## MATERIAL SUPPLIED
'''

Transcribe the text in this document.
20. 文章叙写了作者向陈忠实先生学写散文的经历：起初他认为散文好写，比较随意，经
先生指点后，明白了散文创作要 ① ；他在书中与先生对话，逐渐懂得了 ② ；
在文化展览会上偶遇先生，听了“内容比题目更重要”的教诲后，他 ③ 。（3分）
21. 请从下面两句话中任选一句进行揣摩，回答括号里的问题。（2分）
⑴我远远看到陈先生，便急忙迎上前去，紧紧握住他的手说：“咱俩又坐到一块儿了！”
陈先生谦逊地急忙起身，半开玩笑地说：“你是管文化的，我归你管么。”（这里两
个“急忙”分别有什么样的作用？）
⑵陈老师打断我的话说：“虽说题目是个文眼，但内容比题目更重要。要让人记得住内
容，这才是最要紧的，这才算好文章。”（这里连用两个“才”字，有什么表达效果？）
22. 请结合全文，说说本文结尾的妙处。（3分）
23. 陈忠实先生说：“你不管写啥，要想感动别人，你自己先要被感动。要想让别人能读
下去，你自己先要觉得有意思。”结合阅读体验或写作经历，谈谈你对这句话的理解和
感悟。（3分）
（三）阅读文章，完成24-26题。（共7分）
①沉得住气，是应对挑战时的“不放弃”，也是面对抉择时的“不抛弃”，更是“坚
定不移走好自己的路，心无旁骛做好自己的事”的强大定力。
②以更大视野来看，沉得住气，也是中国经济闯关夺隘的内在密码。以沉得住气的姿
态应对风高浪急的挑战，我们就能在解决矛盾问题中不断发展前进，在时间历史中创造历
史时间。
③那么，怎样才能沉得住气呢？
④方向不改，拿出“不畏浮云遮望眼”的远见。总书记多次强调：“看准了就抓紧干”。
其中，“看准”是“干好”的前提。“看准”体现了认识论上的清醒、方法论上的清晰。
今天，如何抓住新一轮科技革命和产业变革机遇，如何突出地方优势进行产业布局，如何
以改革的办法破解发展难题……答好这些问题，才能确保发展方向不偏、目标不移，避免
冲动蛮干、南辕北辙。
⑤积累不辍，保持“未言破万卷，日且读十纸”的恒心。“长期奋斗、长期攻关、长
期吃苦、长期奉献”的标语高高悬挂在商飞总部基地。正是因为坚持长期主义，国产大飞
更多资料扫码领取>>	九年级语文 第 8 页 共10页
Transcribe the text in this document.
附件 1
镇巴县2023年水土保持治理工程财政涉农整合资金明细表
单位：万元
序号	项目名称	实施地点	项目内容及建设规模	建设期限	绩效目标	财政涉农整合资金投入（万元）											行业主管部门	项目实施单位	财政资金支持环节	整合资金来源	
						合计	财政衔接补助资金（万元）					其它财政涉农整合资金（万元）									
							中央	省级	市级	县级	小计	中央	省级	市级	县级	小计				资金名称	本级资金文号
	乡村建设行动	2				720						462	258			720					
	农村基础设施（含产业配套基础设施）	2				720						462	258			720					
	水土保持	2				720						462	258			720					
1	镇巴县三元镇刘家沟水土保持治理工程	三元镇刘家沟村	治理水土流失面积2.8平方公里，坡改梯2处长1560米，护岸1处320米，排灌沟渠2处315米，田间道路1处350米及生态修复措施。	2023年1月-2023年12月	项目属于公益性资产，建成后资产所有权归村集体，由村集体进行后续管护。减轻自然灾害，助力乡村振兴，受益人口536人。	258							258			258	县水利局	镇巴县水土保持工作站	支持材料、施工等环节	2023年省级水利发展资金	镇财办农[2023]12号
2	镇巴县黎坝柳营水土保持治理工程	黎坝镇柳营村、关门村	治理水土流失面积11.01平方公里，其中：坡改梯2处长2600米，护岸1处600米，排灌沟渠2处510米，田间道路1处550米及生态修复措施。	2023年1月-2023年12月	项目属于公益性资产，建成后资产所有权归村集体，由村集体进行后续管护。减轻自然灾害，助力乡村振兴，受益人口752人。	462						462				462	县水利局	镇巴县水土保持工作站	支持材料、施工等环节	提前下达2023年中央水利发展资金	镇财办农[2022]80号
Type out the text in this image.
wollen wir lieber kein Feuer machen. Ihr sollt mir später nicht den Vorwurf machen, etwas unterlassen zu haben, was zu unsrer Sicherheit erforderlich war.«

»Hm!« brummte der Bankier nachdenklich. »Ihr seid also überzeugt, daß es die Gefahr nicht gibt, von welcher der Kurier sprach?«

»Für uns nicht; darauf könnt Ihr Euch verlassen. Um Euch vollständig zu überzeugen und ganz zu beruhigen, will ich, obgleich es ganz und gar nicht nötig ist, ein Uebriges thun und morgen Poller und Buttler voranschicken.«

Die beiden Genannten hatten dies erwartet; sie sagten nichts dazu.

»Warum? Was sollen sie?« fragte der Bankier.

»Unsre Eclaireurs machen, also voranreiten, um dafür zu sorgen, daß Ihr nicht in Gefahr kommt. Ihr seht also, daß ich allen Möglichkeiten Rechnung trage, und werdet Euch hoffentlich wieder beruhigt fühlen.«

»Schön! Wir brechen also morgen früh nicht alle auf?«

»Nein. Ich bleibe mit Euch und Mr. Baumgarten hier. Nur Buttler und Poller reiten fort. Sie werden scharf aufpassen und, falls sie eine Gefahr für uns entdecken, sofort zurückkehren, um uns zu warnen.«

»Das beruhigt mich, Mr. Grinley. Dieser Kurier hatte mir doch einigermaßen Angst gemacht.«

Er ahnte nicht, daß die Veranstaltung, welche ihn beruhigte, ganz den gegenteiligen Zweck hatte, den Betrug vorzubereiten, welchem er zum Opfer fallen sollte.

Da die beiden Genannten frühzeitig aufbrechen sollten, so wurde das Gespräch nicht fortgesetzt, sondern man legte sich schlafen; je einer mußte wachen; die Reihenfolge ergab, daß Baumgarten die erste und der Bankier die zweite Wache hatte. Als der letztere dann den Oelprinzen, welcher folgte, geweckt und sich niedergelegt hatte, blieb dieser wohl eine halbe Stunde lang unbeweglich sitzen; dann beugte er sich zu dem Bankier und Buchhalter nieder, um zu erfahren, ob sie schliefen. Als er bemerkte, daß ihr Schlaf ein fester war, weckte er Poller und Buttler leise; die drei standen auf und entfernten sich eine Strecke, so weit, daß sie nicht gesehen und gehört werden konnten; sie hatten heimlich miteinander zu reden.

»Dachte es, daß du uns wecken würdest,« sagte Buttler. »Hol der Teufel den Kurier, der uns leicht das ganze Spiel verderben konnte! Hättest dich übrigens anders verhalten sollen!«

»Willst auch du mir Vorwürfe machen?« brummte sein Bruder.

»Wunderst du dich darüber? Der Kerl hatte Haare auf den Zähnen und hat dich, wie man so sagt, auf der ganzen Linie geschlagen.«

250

'''

## BRIEF
Extract each record, keeping it identical to the original.

## ANSWER TO THE PROBLEM
Transcribe the text in this document.
20. 文章叙写了作者向陈忠实先生学写散文的经历：起初他认为散文好写，比较随意，经
先生指点后，明白了散文创作要 ① ；他在书中与先生对话，逐渐懂得了 ② ；
在文化展览会上偶遇先生，听了“内容比题目更重要”的教诲后，他 ③ 。（3分）
21. 请从下面两句话中任选一句进行揣摩，回答括号里的问题。（2分）
⑴我远远看到陈先生，便急忙迎上前去，紧紧握住他的手说：“咱俩又坐到一块儿了！”
陈先生谦逊地急忙起身，半开玩笑地说：“你是管文化的，我归你管么。”（这里两
个“急忙”分别有什么样的作用？）
⑵陈老师打断我的话说：“虽说题目是个文眼，但内容比题目更重要。要让人记得住内
容，这才是最要紧的，这才算好文章。”（这里连用两个“才”字，有什么表达效果？）
22. 请结合全文，说说本文结尾的妙处。（3分）
23. 陈忠实先生说：“你不管写啥，要想感动别人，你自己先要被感动。要想让别人能读
下去，你自己先要觉得有意思。”结合阅读体验或写作经历，谈谈你对这句话的理解和
感悟。（3分）
（三）阅读文章，完成24-26题。（共7分）
①沉得住气，是应对挑战时的“不放弃”，也是面对抉择时的“不抛弃”，更是“坚
定不移走好自己的路，心无旁骛做好自己的事”的强大定力。
②以更大视野来看，沉得住气，也是中国经济闯关夺隘的内在密码。以沉得住气的姿
态应对风高浪急的挑战，我们就能在解决矛盾问题中不断发展前进，在时间历史中创造历
史时间。
③那么，怎样才能沉得住气呢？
④方向不改，拿出“不畏浮云遮望眼”的远见。总书记多次强调：“看准了就抓紧干”。
其中，“看准”是“干好”的前提。“看准”体现了认识论上的清醒、方法论上的清晰。
今天，如何抓住新一轮科技革命和产业变革机遇，如何突出地方优势进行产业布局，如何
以改革的办法破解发展难题……答好这些问题，才能确保发展方向不偏、目标不移，避免
冲动蛮干、南辕北辙。
⑤积累不辍，保持“未言破万卷，日且读十纸”的恒心。“长期奋斗、长期攻关、长
期吃苦、长期奉献”的标语高高悬挂在商飞总部基地。正是因为坚持长期主义，国产大飞
更多资料扫码领取>>	九年级语文 第 8 页 共10页
Transcribe the text in this document.
附件 1
镇巴县2023年水土保持治理工程财政涉农整合资金明细表
单位：万元
序号	项目名称	实施地点	项目内容及建设规模	建设期限	绩效目标	财政涉农整合资金投入（万元）											行业主管部门	项目实施单位	财政资金支持环节	整合资金来源	
						合计	财政衔接补助资金（万元）					其它财政涉农整合资金（万元）									
							中央	省级	市级	县级	小计	中央	省级	市级	县级	小计				资金名称	本级资金文号
	乡村建设行动	2				720						462	258			720					
	农村基础设施（含产业配套基础设施）	2				720						462	258			720					
	水土保持	2				720						462	258			720					
1	镇巴县三元镇刘家沟水土保持治理工程	三元镇刘家沟村	治理水土流失面积2.8平方公里，坡改梯2处长1560米，护岸1处320米，排灌沟渠2处315米，田间道路1处350米及生态修复措施。	2023年1月-2023年12月	项目属于公益性资产，建成后资产所有权归村集体，由村集体进行后续管护。减轻自然灾害，助力乡村振兴，受益人口536人。	258							258			258	县水利局	镇巴县水土保持工作站	支持材料、施工等环节	2023年省级水利发展资金	镇财办农[2023]12号
2	镇巴县黎坝柳营水土保持治理工程	黎坝镇柳营村、关门村	治理水土流失面积11.01平方公里，其中：坡改梯2处长2600米，护岸1处600米，排灌沟渠2处510米，田间道路1处550米及生态修复措施。	2023年1月-2023年12月	项目属于公益性资产，建成后资产所有权归村集体，由村集体进行后续管护。减轻自然灾害，助力乡村振兴，受益人口752人。	462						462				462	县水利局	镇巴县水土保持工作站	支持材料、施工等环节	提前下达2023年中央水利发展资金	镇财办农[2022]80号
Type out the text in this image.
wollen wir lieber kein Feuer machen. Ihr sollt mir später nicht den Vorwurf machen, etwas unterlassen zu haben, was zu unsrer Sicherheit erforderlich war.«

»Hm!« brummte der Bankier nachdenklich. »Ihr seid also überzeugt, daß es die Gefahr nicht gibt, von welcher der Kurier sprach?«

»Für uns nicht; darauf könnt Ihr Euch verlassen. Um Euch vollständig zu überzeugen und ganz zu beruhigen, will ich, obgleich es ganz und gar nicht nötig ist, ein Uebriges thun und morgen Poller und Buttler voranschicken.«

Die beiden Genannten hatten dies erwartet; sie sagten nichts dazu.

»Warum? Was sollen sie?« fragte der Bankier.

»Unsre Eclaireurs machen, also voranreiten, um dafür zu sorgen, daß Ihr nicht in Gefahr kommt. Ihr seht also, daß ich allen Möglichkeiten Rechnung trage, und werdet Euch hoffentlich wieder beruhigt fühlen.«

»Schön! Wir brechen also morgen früh nicht alle auf?«

»Nein. Ich bleibe mit Euch und Mr. Baumgarten hier. Nur Buttler und Poller reiten fort. Sie werden scharf aufpassen und, falls sie eine Gefahr für uns entdecken, sofort zurückkehren, um uns zu warnen.«

»Das beruhigt mich, Mr. Grinley. Dieser Kurier hatte mir doch einigermaßen Angst gemacht.«

Er ahnte nicht, daß die Veranstaltung, welche ihn beruhigte, ganz den gegenteiligen Zweck hatte, den Betrug vorzubereiten, welchem er zum Opfer fallen sollte.

Da die beiden Genannten frühzeitig aufbrechen sollten, so wurde das Gespräch nicht fortgesetzt, sondern man legte sich schlafen; je einer mußte wachen; die Reihenfolge ergab, daß Baumgarten die erste und der Bankier die zweite Wache hatte. Als der letztere dann den Oelprinzen, welcher folgte, geweckt und sich niedergelegt hatte, blieb dieser wohl eine halbe Stunde lang unbeweglich sitzen; dann beugte er sich zu dem Bankier und Buchhalter nieder, um zu erfahren, ob sie schliefen. Als er bemerkte, daß ihr Schlaf ein fester war, weckte er Poller und Buttler leise; die drei standen auf und entfernten sich eine Strecke, so weit, daß sie nicht gesehen und gehört werden konnten; sie hatten heimlich miteinander zu reden.

»Dachte es, daß du uns wecken würdest,« sagte Buttler. »Hol der Teufel den Kurier, der uns leicht das ganze Spiel verderben konnte! Hättest dich übrigens anders verhalten sollen!«

»Willst auch du mir Vorwürfe machen?« brummte sein Bruder.

»Wunderst du dich darüber? Der Kerl hatte Haare auf den Zähnen und hat dich, wie man so sagt, auf der ganzen Linie geschlagen.«

250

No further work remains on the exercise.